[START]
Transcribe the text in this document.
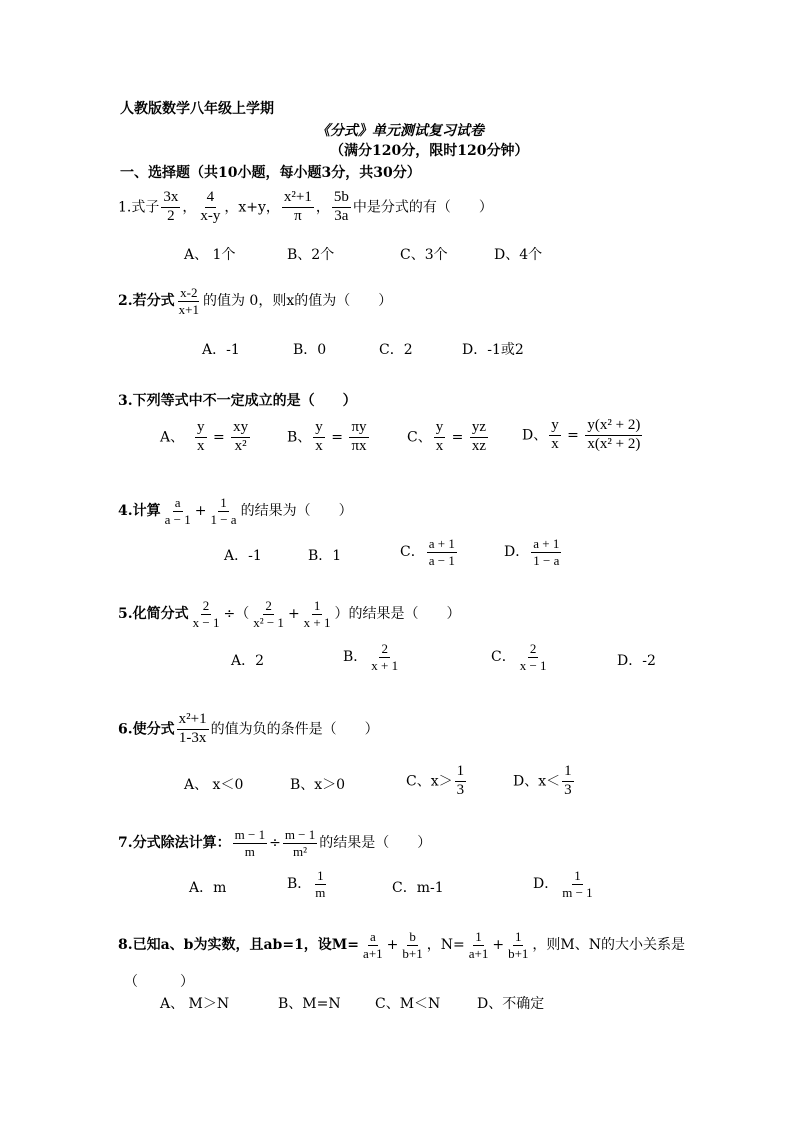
人教版数学八年级上学期
《分式》单元测试复习试卷
（满分120分，限时120分钟）
一、选择题（共10小题，每小题3分，共30分）
1.式子 $\frac{3x}{2}$ ， $\frac{4}{x-y}$ ，x+y， $\frac{\text{x²+1}}{\pi}$ ， $\frac{5b}{3a}$ 中是分式的有（　　）
A、 1个	B、2个	C、3个	D、4个
2.若分式 $\frac{x-2}{x+1}$ 的值为 0，则x的值为（　　）
A．-1	B．0	C．2	D．-1或2
3.下列等式中不一定成立的是（　　）
A、 $\frac{y}{x} = \frac{xy}{\text{x²}}$	B、 $\frac{y}{x} = \frac{\pi y}{\pi x}$	C、 $\frac{y}{x} = \frac{yz}{xz}$ D、 $\frac{y}{x} = \frac{\text{y(x² + 2)}}{\text{x(x² + 2)}}$
4.计算 $\frac{a}{a - 1} + \frac{1}{1 - a}$ 的结果为（　　）
A．-1	B．1	C． $\frac{a + 1}{a - 1}$	D． $\frac{a + 1}{1 - a}$
5.化简分式 $\frac{2}{x - 1}$ ÷（ $\frac{2}{\text{x² − 1}} + \frac{1}{x + 1}$ ）的结果是（　　）
A．2	B． $\frac{2}{x + 1}$	C． $\frac{2}{x - 1}$	D．-2
6.使分式 $\frac{\text{x²+1}}{1-3x}$ 的值为负的条件是（　　）
A、 x＜0	B、x＞0	C、$x> \frac{1}{3}$	D、$x< \frac{1}{3}$
7.分式除法计算： $\frac{m - 1}{m} \div \frac{m - 1}{\text{m²}}$ 的结果是（　　）
A．m	B． $\frac{1}{m}$	C．m-1	D． $\frac{1}{m - 1}$
8.已知a、b为实数，且ab=1，设$M= \frac{a}{a+1} + \frac{b}{b+1}$ ，$N= \frac{1}{a+1} + \frac{1}{b+1}$ ，则M、N的大小关系是
（　　　）
A、 M＞N	B、M=N C、M＜N	D、不确定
[END]
Challenge >> Check each line of the records above for the string "text", and report every line that has it.

Solution >>
Transcribe the text in this document.
1.式子 $\frac{3x}{2}$ ， $\frac{4}{x-y}$ ，x+y， $\frac{\text{x²+1}}{\pi}$ ， $\frac{5b}{3a}$ 中是分式的有（　　）
A、 $\frac{y}{x} = \frac{xy}{\text{x²}}$	B、 $\frac{y}{x} = \frac{\pi y}{\pi x}$	C、 $\frac{y}{x} = \frac{yz}{xz}$ D、 $\frac{y}{x} = \frac{\text{y(x² + 2)}}{\text{x(x² + 2)}}$
5.化简分式 $\frac{2}{x - 1}$ ÷（ $\frac{2}{\text{x² − 1}} + \frac{1}{x + 1}$ ）的结果是（　　）
6.使分式 $\frac{\text{x²+1}}{1-3x}$ 的值为负的条件是（　　）
7.分式除法计算： $\frac{m - 1}{m} \div \frac{m - 1}{\text{m²}}$ 的结果是（　　）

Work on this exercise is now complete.